WHAT IS REQUIRED ▸ Retype all the records with nothing changed.

THE DATA ▸
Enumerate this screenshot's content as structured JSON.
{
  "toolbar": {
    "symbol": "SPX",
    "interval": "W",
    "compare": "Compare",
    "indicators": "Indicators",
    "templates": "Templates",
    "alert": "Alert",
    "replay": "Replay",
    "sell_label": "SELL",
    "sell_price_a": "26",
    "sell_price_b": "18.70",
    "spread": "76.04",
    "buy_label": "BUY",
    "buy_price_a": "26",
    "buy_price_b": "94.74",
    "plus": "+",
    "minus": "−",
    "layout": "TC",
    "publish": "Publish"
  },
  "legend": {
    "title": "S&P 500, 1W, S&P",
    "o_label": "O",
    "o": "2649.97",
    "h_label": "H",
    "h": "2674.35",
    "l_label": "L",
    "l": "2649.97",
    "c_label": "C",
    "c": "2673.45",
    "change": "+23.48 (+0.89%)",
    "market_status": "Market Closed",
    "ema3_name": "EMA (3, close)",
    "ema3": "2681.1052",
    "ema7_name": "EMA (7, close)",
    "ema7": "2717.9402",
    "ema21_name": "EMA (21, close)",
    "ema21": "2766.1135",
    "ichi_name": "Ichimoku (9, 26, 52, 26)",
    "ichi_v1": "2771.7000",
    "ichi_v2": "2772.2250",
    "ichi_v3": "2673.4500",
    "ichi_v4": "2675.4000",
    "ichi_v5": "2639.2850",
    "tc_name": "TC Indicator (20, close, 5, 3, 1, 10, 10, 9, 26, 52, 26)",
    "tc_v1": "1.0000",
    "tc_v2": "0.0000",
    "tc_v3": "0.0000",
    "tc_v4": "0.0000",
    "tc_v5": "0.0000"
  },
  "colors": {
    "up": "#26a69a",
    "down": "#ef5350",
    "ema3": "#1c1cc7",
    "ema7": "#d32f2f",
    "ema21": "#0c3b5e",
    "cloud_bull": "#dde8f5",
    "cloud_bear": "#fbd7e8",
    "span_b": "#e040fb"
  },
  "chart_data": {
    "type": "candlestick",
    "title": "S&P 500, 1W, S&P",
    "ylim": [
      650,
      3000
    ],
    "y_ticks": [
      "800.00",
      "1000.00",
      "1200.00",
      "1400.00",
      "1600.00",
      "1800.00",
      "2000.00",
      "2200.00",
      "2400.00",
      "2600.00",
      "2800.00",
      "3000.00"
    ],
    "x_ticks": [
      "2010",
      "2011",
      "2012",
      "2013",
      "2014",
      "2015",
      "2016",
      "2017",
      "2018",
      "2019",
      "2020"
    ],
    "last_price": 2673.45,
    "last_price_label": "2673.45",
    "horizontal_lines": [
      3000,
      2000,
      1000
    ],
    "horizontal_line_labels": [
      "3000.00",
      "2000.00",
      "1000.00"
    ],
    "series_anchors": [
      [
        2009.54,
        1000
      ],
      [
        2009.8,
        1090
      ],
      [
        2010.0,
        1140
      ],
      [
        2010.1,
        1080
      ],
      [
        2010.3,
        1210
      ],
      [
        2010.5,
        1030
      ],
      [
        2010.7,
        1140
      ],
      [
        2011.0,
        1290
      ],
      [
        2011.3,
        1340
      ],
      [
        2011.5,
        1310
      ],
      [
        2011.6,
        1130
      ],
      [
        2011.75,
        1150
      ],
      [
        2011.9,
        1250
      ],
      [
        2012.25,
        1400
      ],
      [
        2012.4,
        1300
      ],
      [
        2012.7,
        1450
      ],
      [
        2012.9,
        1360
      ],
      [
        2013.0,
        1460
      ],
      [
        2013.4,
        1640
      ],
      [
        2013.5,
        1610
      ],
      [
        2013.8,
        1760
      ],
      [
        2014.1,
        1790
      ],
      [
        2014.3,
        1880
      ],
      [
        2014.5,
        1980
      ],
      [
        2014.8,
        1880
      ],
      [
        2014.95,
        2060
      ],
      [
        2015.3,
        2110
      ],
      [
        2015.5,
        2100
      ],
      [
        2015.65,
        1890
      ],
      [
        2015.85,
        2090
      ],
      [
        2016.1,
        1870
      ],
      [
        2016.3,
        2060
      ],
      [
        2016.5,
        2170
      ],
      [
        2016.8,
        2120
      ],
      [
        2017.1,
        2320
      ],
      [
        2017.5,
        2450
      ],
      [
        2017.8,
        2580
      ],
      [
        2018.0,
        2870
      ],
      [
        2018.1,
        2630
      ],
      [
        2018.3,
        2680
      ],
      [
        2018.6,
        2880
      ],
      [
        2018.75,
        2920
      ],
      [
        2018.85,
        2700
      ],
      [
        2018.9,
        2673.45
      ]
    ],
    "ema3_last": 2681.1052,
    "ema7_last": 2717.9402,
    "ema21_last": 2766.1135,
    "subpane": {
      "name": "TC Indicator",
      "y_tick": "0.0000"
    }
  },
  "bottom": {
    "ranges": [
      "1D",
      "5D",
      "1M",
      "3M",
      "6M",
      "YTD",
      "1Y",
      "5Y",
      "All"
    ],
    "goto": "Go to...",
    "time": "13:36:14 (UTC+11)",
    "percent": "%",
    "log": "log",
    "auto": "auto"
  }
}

ANSWER ▸
Enumerate this screenshot's content as structured JSON.
{
  "toolbar": {
    "symbol": "SPX",
    "interval": "W",
    "compare": "Compare",
    "indicators": "Indicators",
    "templates": "Templates",
    "alert": "Alert",
    "replay": "Replay",
    "sell_label": "SELL",
    "sell_price_a": "26",
    "sell_price_b": "18.70",
    "spread": "76.04",
    "buy_label": "BUY",
    "buy_price_a": "26",
    "buy_price_b": "94.74",
    "plus": "+",
    "minus": "−",
    "layout": "TC",
    "publish": "Publish"
  },
  "legend": {
    "title": "S&P 500, 1W, S&P",
    "o_label": "O",
    "o": "2649.97",
    "h_label": "H",
    "h": "2674.35",
    "l_label": "L",
    "l": "2649.97",
    "c_label": "C",
    "c": "2673.45",
    "change": "+23.48 (+0.89%)",
    "market_status": "Market Closed",
    "ema3_name": "EMA (3, close)",
    "ema3": "2681.1052",
    "ema7_name": "EMA (7, close)",
    "ema7": "2717.9402",
    "ema21_name": "EMA (21, close)",
    "ema21": "2766.1135",
    "ichi_name": "Ichimoku (9, 26, 52, 26)",
    "ichi_v1": "2771.7000",
    "ichi_v2": "2772.2250",
    "ichi_v3": "2673.4500",
    "ichi_v4": "2675.4000",
    "ichi_v5": "2639.2850",
    "tc_name": "TC Indicator (20, close, 5, 3, 1, 10, 10, 9, 26, 52, 26)",
    "tc_v1": "1.0000",
    "tc_v2": "0.0000",
    "tc_v3": "0.0000",
    "tc_v4": "0.0000",
    "tc_v5": "0.0000"
  },
  "colors": {
    "up": "#26a69a",
    "down": "#ef5350",
    "ema3": "#1c1cc7",
    "ema7": "#d32f2f",
    "ema21": "#0c3b5e",
    "cloud_bull": "#dde8f5",
    "cloud_bear": "#fbd7e8",
    "span_b": "#e040fb"
  },
  "chart_data": {
    "type": "candlestick",
    "title": "S&P 500, 1W, S&P",
    "ylim": [
      650,
      3000
    ],
    "y_ticks": [
      "800.00",
      "1000.00",
      "1200.00",
      "1400.00",
      "1600.00",
      "1800.00",
      "2000.00",
      "2200.00",
      "2400.00",
      "2600.00",
      "2800.00",
      "3000.00"
    ],
    "x_ticks": [
      "2010",
      "2011",
      "2012",
      "2013",
      "2014",
      "2015",
      "2016",
      "2017",
      "2018",
      "2019",
      "2020"
    ],
    "last_price": 2673.45,
    "last_price_label": "2673.45",
    "horizontal_lines": [
      3000,
      2000,
      1000
    ],
    "horizontal_line_labels": [
      "3000.00",
      "2000.00",
      "1000.00"
    ],
    "series_anchors": [
      [
        2009.54,
        1000
      ],
      [
        2009.8,
        1090
      ],
      [
        2010.0,
        1140
      ],
      [
        2010.1,
        1080
      ],
      [
        2010.3,
        1210
      ],
      [
        2010.5,
        1030
      ],
      [
        2010.7,
        1140
      ],
      [
        2011.0,
        1290
      ],
      [
        2011.3,
        1340
      ],
      [
        2011.5,
        1310
      ],
      [
        2011.6,
        1130
      ],
      [
        2011.75,
        1150
      ],
      [
        2011.9,
        1250
      ],
      [
        2012.25,
        1400
      ],
      [
        2012.4,
        1300
      ],
      [
        2012.7,
        1450
      ],
      [
        2012.9,
        1360
      ],
      [
        2013.0,
        1460
      ],
      [
        2013.4,
        1640
      ],
      [
        2013.5,
        1610
      ],
      [
        2013.8,
        1760
      ],
      [
        2014.1,
        1790
      ],
      [
        2014.3,
        1880
      ],
      [
        2014.5,
        1980
      ],
      [
        2014.8,
        1880
      ],
      [
        2014.95,
        2060
      ],
      [
        2015.3,
        2110
      ],
      [
        2015.5,
        2100
      ],
      [
        2015.65,
        1890
      ],
      [
        2015.85,
        2090
      ],
      [
        2016.1,
        1870
      ],
      [
        2016.3,
        2060
      ],
      [
        2016.5,
        2170
      ],
      [
        2016.8,
        2120
      ],
      [
        2017.1,
        2320
      ],
      [
        2017.5,
        2450
      ],
      [
        2017.8,
        2580
      ],
      [
        2018.0,
        2870
      ],
      [
        2018.1,
        2630
      ],
      [
        2018.3,
        2680
      ],
      [
        2018.6,
        2880
      ],
      [
        2018.75,
        2920
      ],
      [
        2018.85,
        2700
      ],
      [
        2018.9,
        2673.45
      ]
    ],
    "ema3_last": 2681.1052,
    "ema7_last": 2717.9402,
    "ema21_last": 2766.1135,
    "subpane": {
      "name": "TC Indicator",
      "y_tick": "0.0000"
    }
  },
  "bottom": {
    "ranges": [
      "1D",
      "5D",
      "1M",
      "3M",
      "6M",
      "YTD",
      "1Y",
      "5Y",
      "All"
    ],
    "goto": "Go to...",
    "time": "13:36:14 (UTC+11)",
    "percent": "%",
    "log": "log",
    "auto": "auto"
  }
}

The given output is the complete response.